> _Task statement_: Reproduce all the entries precisely.

BEGIN Supplied data

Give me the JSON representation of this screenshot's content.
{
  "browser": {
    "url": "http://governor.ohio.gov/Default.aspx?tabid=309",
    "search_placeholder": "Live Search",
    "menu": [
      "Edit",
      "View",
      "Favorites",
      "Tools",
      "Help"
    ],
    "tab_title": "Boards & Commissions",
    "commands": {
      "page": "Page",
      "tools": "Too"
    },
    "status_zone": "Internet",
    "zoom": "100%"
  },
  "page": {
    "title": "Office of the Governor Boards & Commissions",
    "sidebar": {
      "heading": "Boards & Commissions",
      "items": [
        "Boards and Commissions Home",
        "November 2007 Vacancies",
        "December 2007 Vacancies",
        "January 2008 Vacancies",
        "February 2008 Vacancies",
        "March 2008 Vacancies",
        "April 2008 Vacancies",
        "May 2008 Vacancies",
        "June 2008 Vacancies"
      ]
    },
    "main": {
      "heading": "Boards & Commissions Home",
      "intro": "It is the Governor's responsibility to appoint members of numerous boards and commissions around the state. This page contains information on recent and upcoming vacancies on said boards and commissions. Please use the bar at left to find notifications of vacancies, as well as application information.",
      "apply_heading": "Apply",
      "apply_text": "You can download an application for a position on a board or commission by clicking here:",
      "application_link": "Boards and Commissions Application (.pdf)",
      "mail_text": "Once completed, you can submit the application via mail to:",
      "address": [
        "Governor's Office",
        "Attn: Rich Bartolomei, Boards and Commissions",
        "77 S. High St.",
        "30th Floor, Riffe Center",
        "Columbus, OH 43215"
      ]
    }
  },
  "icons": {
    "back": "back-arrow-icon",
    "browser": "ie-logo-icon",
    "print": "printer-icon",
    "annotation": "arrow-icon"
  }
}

END Supplied data

> _Answer to this exercise_:
Give me the JSON representation of this screenshot's content.
{
  "browser": {
    "url": "http://governor.ohio.gov/Default.aspx?tabid=309",
    "search_placeholder": "Live Search",
    "menu": [
      "Edit",
      "View",
      "Favorites",
      "Tools",
      "Help"
    ],
    "tab_title": "Boards & Commissions",
    "commands": {
      "page": "Page",
      "tools": "Too"
    },
    "status_zone": "Internet",
    "zoom": "100%"
  },
  "page": {
    "title": "Office of the Governor Boards & Commissions",
    "sidebar": {
      "heading": "Boards & Commissions",
      "items": [
        "Boards and Commissions Home",
        "November 2007 Vacancies",
        "December 2007 Vacancies",
        "January 2008 Vacancies",
        "February 2008 Vacancies",
        "March 2008 Vacancies",
        "April 2008 Vacancies",
        "May 2008 Vacancies",
        "June 2008 Vacancies"
      ]
    },
    "main": {
      "heading": "Boards & Commissions Home",
      "intro": "It is the Governor's responsibility to appoint members of numerous boards and commissions around the state. This page contains information on recent and upcoming vacancies on said boards and commissions. Please use the bar at left to find notifications of vacancies, as well as application information.",
      "apply_heading": "Apply",
      "apply_text": "You can download an application for a position on a board or commission by clicking here:",
      "application_link": "Boards and Commissions Application (.pdf)",
      "mail_text": "Once completed, you can submit the application via mail to:",
      "address": [
        "Governor's Office",
        "Attn: Rich Bartolomei, Boards and Commissions",
        "77 S. High St.",
        "30th Floor, Riffe Center",
        "Columbus, OH 43215"
      ]
    }
  },
  "icons": {
    "back": "back-arrow-icon",
    "browser": "ie-logo-icon",
    "print": "printer-icon",
    "annotation": "arrow-icon"
  }
}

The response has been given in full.